Structured figure records
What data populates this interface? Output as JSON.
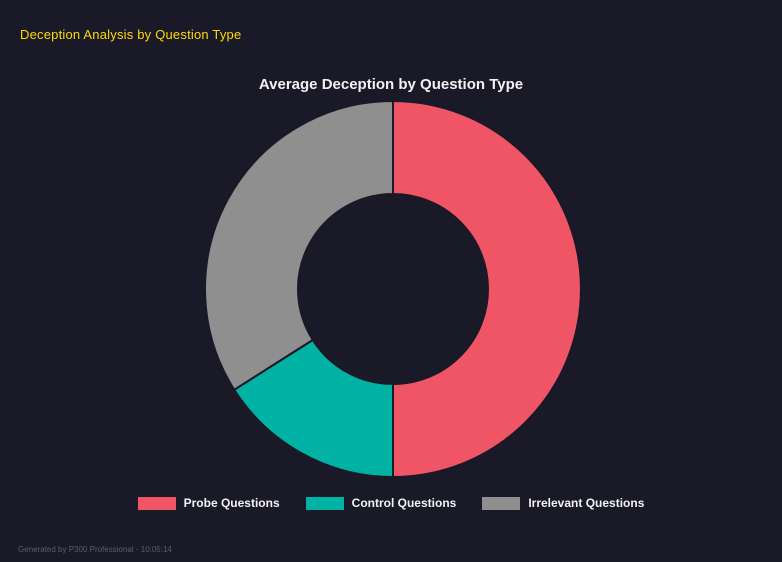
{
  "page": {
    "title": "Deception Analysis by Question Type",
    "footer": "Generated by P300 Professional - 10:05:14"
  },
  "colors": {
    "background": "#191928",
    "heading": "#ffd900",
    "chart_title": "#f2f2f5",
    "legend_text": "#f2f2f5",
    "footer_text": "#5c5c6e"
  },
  "chart_data": {
    "type": "pie",
    "subtype": "donut",
    "title": "Average Deception by Question Type",
    "categories": [
      "Probe Questions",
      "Control Questions",
      "Irrelevant Questions"
    ],
    "values": [
      50,
      16,
      34
    ],
    "unit": "percent-of-total",
    "colors": [
      "#ef5564",
      "#00b2a4",
      "#8f8f8f"
    ],
    "legend_position": "bottom",
    "start_angle_deg": 0,
    "direction": "clockwise",
    "inner_radius_ratio": 0.5
  }
}
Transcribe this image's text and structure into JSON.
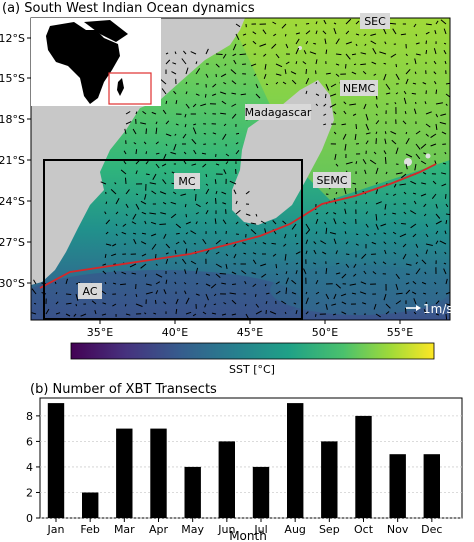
{
  "panel_a": {
    "title": "(a) South West Indian Ocean dynamics",
    "lat_ticks": [
      "12°S",
      "15°S",
      "18°S",
      "21°S",
      "24°S",
      "27°S",
      "30°S"
    ],
    "lon_ticks": [
      "35°E",
      "40°E",
      "45°E",
      "50°E",
      "55°E"
    ],
    "labels": {
      "sec": "SEC",
      "nemc": "NEMC",
      "madagascar": "Madagascar",
      "mc": "MC",
      "semc": "SEMC",
      "ac": "AC"
    },
    "scale_arrow": "1m/s",
    "colorbar_label": "SST [°C]",
    "colors": {
      "land": "#c8c8c8",
      "track": "#d62728",
      "inset_box": "#e03030",
      "box": "#000000"
    }
  },
  "chart_data": {
    "type": "bar",
    "title": "(b) Number of XBT Transects",
    "xlabel": "Month",
    "ylabel": "",
    "categories": [
      "Jan",
      "Feb",
      "Mar",
      "Apr",
      "May",
      "Jun",
      "Jul",
      "Aug",
      "Sep",
      "Oct",
      "Nov",
      "Dec"
    ],
    "values": [
      9,
      2,
      7,
      7,
      4,
      6,
      4,
      9,
      6,
      8,
      5,
      5
    ],
    "ylim": [
      0,
      9.4
    ],
    "yticks": [
      "0",
      "2",
      "4",
      "6",
      "8"
    ],
    "grid": true,
    "bar_color": "#000000"
  }
}
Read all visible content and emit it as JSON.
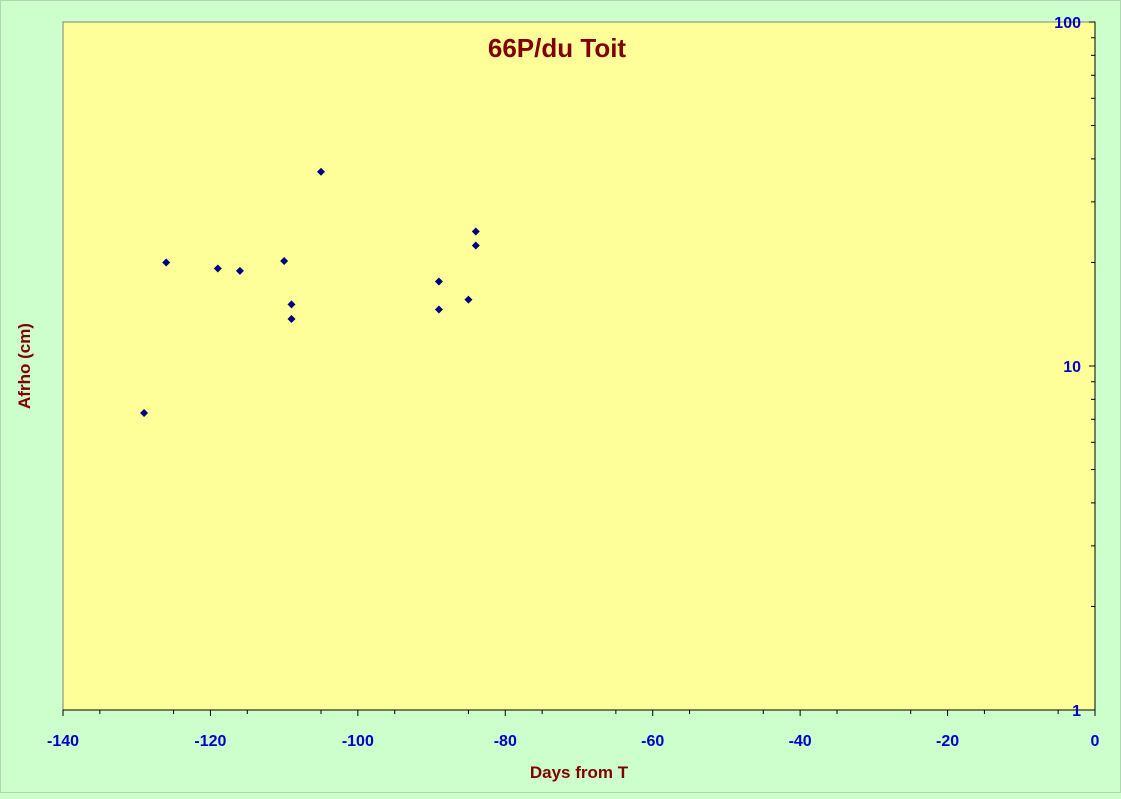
{
  "chart_data": {
    "type": "scatter",
    "title": "66P/du Toit",
    "xlabel": "Days from T",
    "ylabel": "Afrho (cm)",
    "xlim": [
      -140,
      0
    ],
    "ylim": [
      1,
      100
    ],
    "yscale": "log",
    "x_ticks": [
      -140,
      -120,
      -100,
      -80,
      -60,
      -40,
      -20,
      0
    ],
    "x_tick_labels": [
      "-140",
      "-120",
      "-100",
      "-80",
      "-60",
      "-40",
      "-20",
      "0"
    ],
    "y_ticks": [
      1,
      10,
      100
    ],
    "y_tick_labels": [
      "1",
      "10",
      "100"
    ],
    "y_axis_side": "right",
    "grid": false,
    "legend": "none",
    "colors": {
      "background": "#ccffcc",
      "plot_area": "#ffff99",
      "marker": "#000080",
      "title": "#800000",
      "axis_labels": "#800000",
      "tick_labels": "#0000cc"
    },
    "series": [
      {
        "marker": "diamond",
        "points": [
          {
            "x": -129,
            "y": 7.3
          },
          {
            "x": -126,
            "y": 20.0
          },
          {
            "x": -119,
            "y": 19.2
          },
          {
            "x": -116,
            "y": 18.9
          },
          {
            "x": -110,
            "y": 20.2
          },
          {
            "x": -109,
            "y": 15.1
          },
          {
            "x": -109,
            "y": 13.7
          },
          {
            "x": -105,
            "y": 36.7
          },
          {
            "x": -89,
            "y": 17.6
          },
          {
            "x": -89,
            "y": 14.6
          },
          {
            "x": -85,
            "y": 15.6
          },
          {
            "x": -84,
            "y": 24.6
          },
          {
            "x": -84,
            "y": 22.4
          }
        ]
      }
    ]
  }
}
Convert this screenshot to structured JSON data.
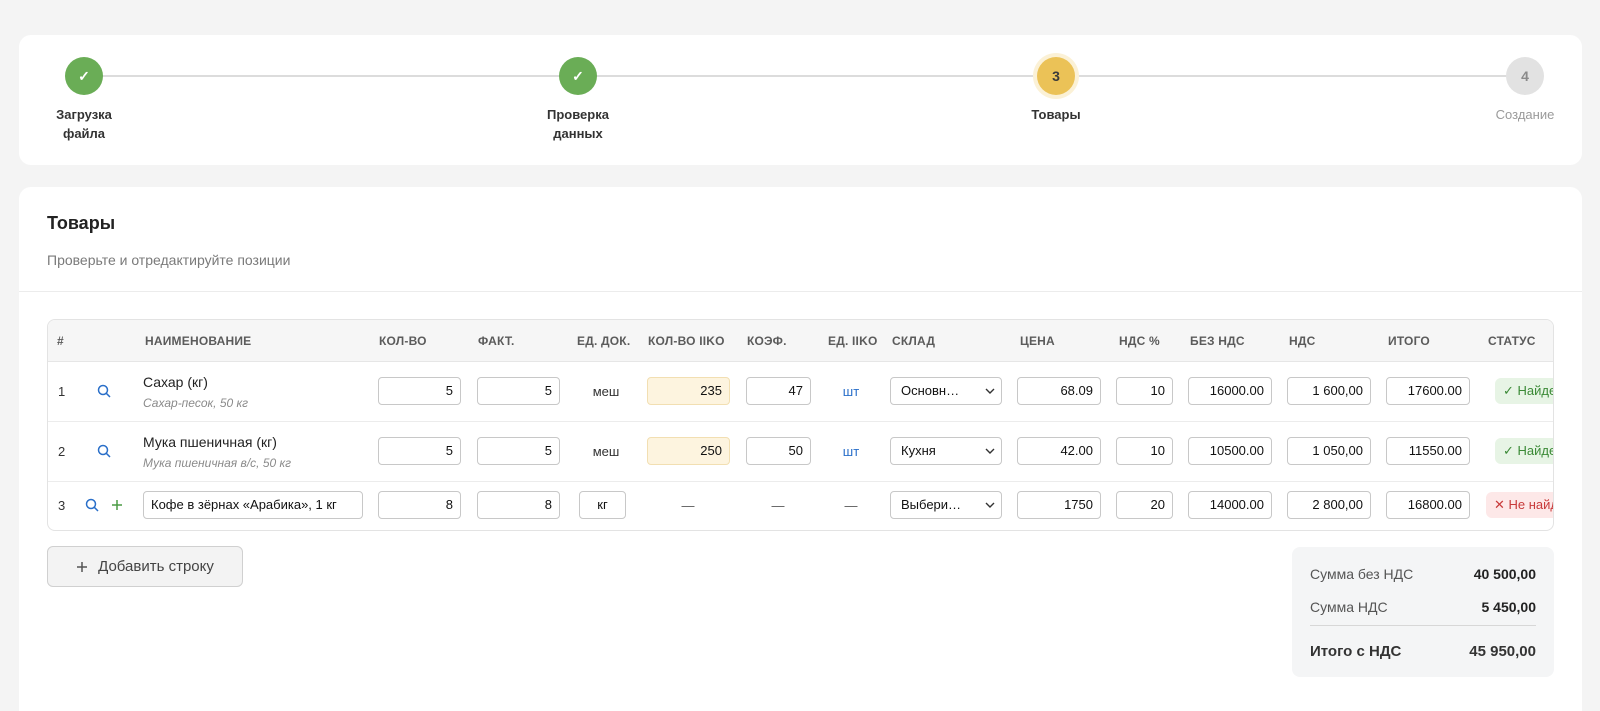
{
  "stepper": {
    "steps": [
      {
        "label_line1": "Загрузка",
        "label_line2": "файла",
        "state": "done",
        "mark": "✓"
      },
      {
        "label_line1": "Проверка",
        "label_line2": "данных",
        "state": "done",
        "mark": "✓"
      },
      {
        "label_line1": "Товары",
        "label_line2": "",
        "state": "active",
        "mark": "3"
      },
      {
        "label_line1": "Создание",
        "label_line2": "",
        "state": "pending",
        "mark": "4"
      }
    ]
  },
  "section": {
    "title": "Товары",
    "subtitle": "Проверьте и отредактируйте позиции"
  },
  "table": {
    "headers": {
      "num": "#",
      "name": "НАИМЕНОВАНИЕ",
      "qty": "КОЛ-ВО",
      "fact": "ФАКТ.",
      "unit_doc": "ЕД. ДОК.",
      "qty_iiko": "КОЛ-ВО IIKO",
      "coef": "КОЭФ.",
      "unit_iiko": "ЕД. IIKO",
      "warehouse": "СКЛАД",
      "price": "ЦЕНА",
      "vat_pct": "НДС %",
      "no_vat": "БЕЗ НДС",
      "vat": "НДС",
      "total": "ИТОГО",
      "status": "СТАТУС"
    },
    "rows": [
      {
        "num": "1",
        "name": "Сахар (кг)",
        "sub": "Сахар-песок, 50 кг",
        "qty": "5",
        "fact": "5",
        "unit_doc": "меш",
        "qty_iiko": "235",
        "coef": "47",
        "unit_iiko": "шт",
        "warehouse": "Основн…",
        "price": "68.09",
        "vat_pct": "10",
        "no_vat": "16000.00",
        "vat": "1 600,00",
        "total": "17600.00",
        "status": "✓ Найде"
      },
      {
        "num": "2",
        "name": "Мука пшеничная (кг)",
        "sub": "Мука пшеничная в/с, 50 кг",
        "qty": "5",
        "fact": "5",
        "unit_doc": "меш",
        "qty_iiko": "250",
        "coef": "50",
        "unit_iiko": "шт",
        "warehouse": "Кухня",
        "price": "42.00",
        "vat_pct": "10",
        "no_vat": "10500.00",
        "vat": "1 050,00",
        "total": "11550.00",
        "status": "✓ Найде"
      },
      {
        "num": "3",
        "name": "Кофе в зёрнах «Арабика», 1 кг",
        "sub": "",
        "qty": "8",
        "fact": "8",
        "unit_doc": "кг",
        "qty_iiko": "—",
        "coef": "—",
        "unit_iiko": "—",
        "warehouse": "Выбери…",
        "price": "1750",
        "vat_pct": "20",
        "no_vat": "14000.00",
        "vat": "2 800,00",
        "total": "16800.00",
        "status": "✕ Не найд"
      }
    ]
  },
  "add_row_label": "Добавить строку",
  "totals": {
    "no_vat_label": "Сумма без НДС",
    "no_vat_value": "40 500,00",
    "vat_label": "Сумма НДС",
    "vat_value": "5 450,00",
    "total_label": "Итого с НДС",
    "total_value": "45 950,00"
  },
  "colors": {
    "done": "#6aad56",
    "active": "#ebc257",
    "pending": "#e2e2e2",
    "link": "#2a6fc9",
    "ok": "#3b8a36",
    "bad": "#c83a3a"
  },
  "icons": {
    "check": "check-icon",
    "search": "search-icon",
    "plus": "plus-icon",
    "chevron": "chevron-down-icon"
  }
}
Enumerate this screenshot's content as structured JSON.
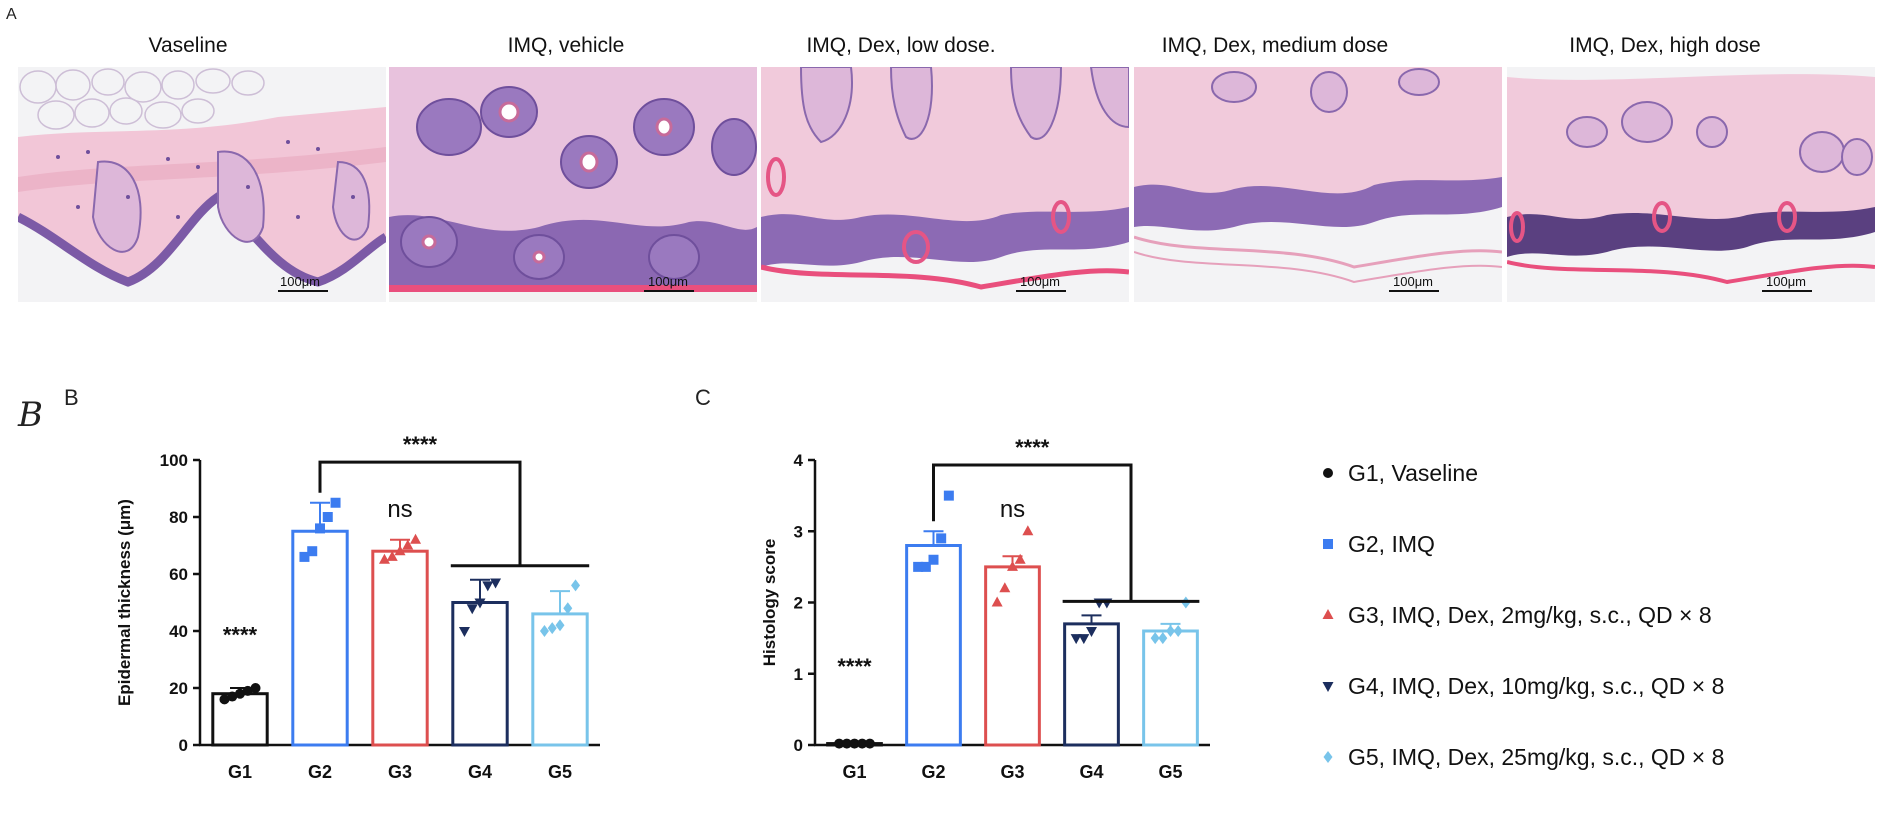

• TASK INSTRUCTIONS
Using the data above, print every line exactly, omitting pictures.

• OUTPUT FOR THIS TASK
What data populates this interface? Output as JSON.
{
  "page": {
    "title": "Deception Analysis by Question Type",
    "footer": "Generated by P300 Professional - 10:05:14"
  },
  "colors": {
    "background": "#191928",
    "heading": "#ffd900",
    "chart_title": "#f2f2f5",
    "legend_text": "#f2f2f5",
    "footer_text": "#5c5c6e"
  },
  "chart_data": {
    "type": "pie",
    "subtype": "donut",
    "title": "Average Deception by Question Type",
    "categories": [
      "Probe Questions",
      "Control Questions",
      "Irrelevant Questions"
    ],
    "values": [
      50,
      16,
      34
    ],
    "unit": "percent-of-total",
    "colors": [
      "#ef5564",
      "#00b2a4",
      "#8f8f8f"
    ],
    "legend_position": "bottom",
    "start_angle_deg": 0,
    "direction": "clockwise",
    "inner_radius_ratio": 0.5
  }
}
Transcribe this image's text and structure into JSON.
{
  "panel_a": {
    "title": "(a) South West Indian Ocean dynamics",
    "lat_ticks": [
      "12°S",
      "15°S",
      "18°S",
      "21°S",
      "24°S",
      "27°S",
      "30°S"
    ],
    "lon_ticks": [
      "35°E",
      "40°E",
      "45°E",
      "50°E",
      "55°E"
    ],
    "labels": {
      "sec": "SEC",
      "nemc": "NEMC",
      "madagascar": "Madagascar",
      "mc": "MC",
      "semc": "SEMC",
      "ac": "AC"
    },
    "scale_arrow": "1m/s",
    "colorbar_label": "SST [°C]",
    "colors": {
      "land": "#c8c8c8",
      "track": "#d62728",
      "inset_box": "#e03030",
      "box": "#000000"
    }
  },
  "chart_data": {
    "type": "bar",
    "title": "(b) Number of XBT Transects",
    "xlabel": "Month",
    "ylabel": "",
    "categories": [
      "Jan",
      "Feb",
      "Mar",
      "Apr",
      "May",
      "Jun",
      "Jul",
      "Aug",
      "Sep",
      "Oct",
      "Nov",
      "Dec"
    ],
    "values": [
      9,
      2,
      7,
      7,
      4,
      6,
      4,
      9,
      6,
      8,
      5,
      5
    ],
    "ylim": [
      0,
      9.4
    ],
    "yticks": [
      "0",
      "2",
      "4",
      "6",
      "8"
    ],
    "grid": true,
    "bar_color": "#000000"
  }
}
Read all visible content and emit it as JSON.
{
  "chart_data": {
    "type": "scatter",
    "title": "66P/du Toit",
    "xlabel": "Days from T",
    "ylabel": "Afrho (cm)",
    "xlim": [
      -140,
      0
    ],
    "ylim": [
      1,
      100
    ],
    "yscale": "log",
    "x_ticks": [
      -140,
      -120,
      -100,
      -80,
      -60,
      -40,
      -20,
      0
    ],
    "x_tick_labels": [
      "-140",
      "-120",
      "-100",
      "-80",
      "-60",
      "-40",
      "-20",
      "0"
    ],
    "y_ticks": [
      1,
      10,
      100
    ],
    "y_tick_labels": [
      "1",
      "10",
      "100"
    ],
    "y_axis_side": "right",
    "grid": false,
    "legend": "none",
    "colors": {
      "background": "#ccffcc",
      "plot_area": "#ffff99",
      "marker": "#000080",
      "title": "#800000",
      "axis_labels": "#800000",
      "tick_labels": "#0000cc"
    },
    "series": [
      {
        "marker": "diamond",
        "points": [
          {
            "x": -129,
            "y": 7.3
          },
          {
            "x": -126,
            "y": 20.0
          },
          {
            "x": -119,
            "y": 19.2
          },
          {
            "x": -116,
            "y": 18.9
          },
          {
            "x": -110,
            "y": 20.2
          },
          {
            "x": -109,
            "y": 15.1
          },
          {
            "x": -109,
            "y": 13.7
          },
          {
            "x": -105,
            "y": 36.7
          },
          {
            "x": -89,
            "y": 17.6
          },
          {
            "x": -89,
            "y": 14.6
          },
          {
            "x": -85,
            "y": 15.6
          },
          {
            "x": -84,
            "y": 24.6
          },
          {
            "x": -84,
            "y": 22.4
          }
        ]
      }
    ]
  }
}
Convert this screenshot to structured JSON data.
{
  "stepper": {
    "steps": [
      {
        "label_line1": "Загрузка",
        "label_line2": "файла",
        "state": "done",
        "mark": "✓"
      },
      {
        "label_line1": "Проверка",
        "label_line2": "данных",
        "state": "done",
        "mark": "✓"
      },
      {
        "label_line1": "Товары",
        "label_line2": "",
        "state": "active",
        "mark": "3"
      },
      {
        "label_line1": "Создание",
        "label_line2": "",
        "state": "pending",
        "mark": "4"
      }
    ]
  },
  "section": {
    "title": "Товары",
    "subtitle": "Проверьте и отредактируйте позиции"
  },
  "table": {
    "headers": {
      "num": "#",
      "name": "НАИМЕНОВАНИЕ",
      "qty": "КОЛ-ВО",
      "fact": "ФАКТ.",
      "unit_doc": "ЕД. ДОК.",
      "qty_iiko": "КОЛ-ВО IIKO",
      "coef": "КОЭФ.",
      "unit_iiko": "ЕД. IIKO",
      "warehouse": "СКЛАД",
      "price": "ЦЕНА",
      "vat_pct": "НДС %",
      "no_vat": "БЕЗ НДС",
      "vat": "НДС",
      "total": "ИТОГО",
      "status": "СТАТУС"
    },
    "rows": [
      {
        "num": "1",
        "name": "Сахар (кг)",
        "sub": "Сахар-песок, 50 кг",
        "qty": "5",
        "fact": "5",
        "unit_doc": "меш",
        "qty_iiko": "235",
        "coef": "47",
        "unit_iiko": "шт",
        "warehouse": "Основн…",
        "price": "68.09",
        "vat_pct": "10",
        "no_vat": "16000.00",
        "vat": "1 600,00",
        "total": "17600.00",
        "status": "✓ Найде"
      },
      {
        "num": "2",
        "name": "Мука пшеничная (кг)",
        "sub": "Мука пшеничная в/с, 50 кг",
        "qty": "5",
        "fact": "5",
        "unit_doc": "меш",
        "qty_iiko": "250",
        "coef": "50",
        "unit_iiko": "шт",
        "warehouse": "Кухня",
        "price": "42.00",
        "vat_pct": "10",
        "no_vat": "10500.00",
        "vat": "1 050,00",
        "total": "11550.00",
        "status": "✓ Найде"
      },
      {
        "num": "3",
        "name": "Кофе в зёрнах «Арабика», 1 кг",
        "sub": "",
        "qty": "8",
        "fact": "8",
        "unit_doc": "кг",
        "qty_iiko": "—",
        "coef": "—",
        "unit_iiko": "—",
        "warehouse": "Выбери…",
        "price": "1750",
        "vat_pct": "20",
        "no_vat": "14000.00",
        "vat": "2 800,00",
        "total": "16800.00",
        "status": "✕ Не найд"
      }
    ]
  },
  "add_row_label": "Добавить строку",
  "totals": {
    "no_vat_label": "Сумма без НДС",
    "no_vat_value": "40 500,00",
    "vat_label": "Сумма НДС",
    "vat_value": "5 450,00",
    "total_label": "Итого с НДС",
    "total_value": "45 950,00"
  },
  "colors": {
    "done": "#6aad56",
    "active": "#ebc257",
    "pending": "#e2e2e2",
    "link": "#2a6fc9",
    "ok": "#3b8a36",
    "bad": "#c83a3a"
  },
  "icons": {
    "check": "check-icon",
    "search": "search-icon",
    "plus": "plus-icon",
    "chevron": "chevron-down-icon"
  }
}
Enumerate this screenshot's content as structured JSON.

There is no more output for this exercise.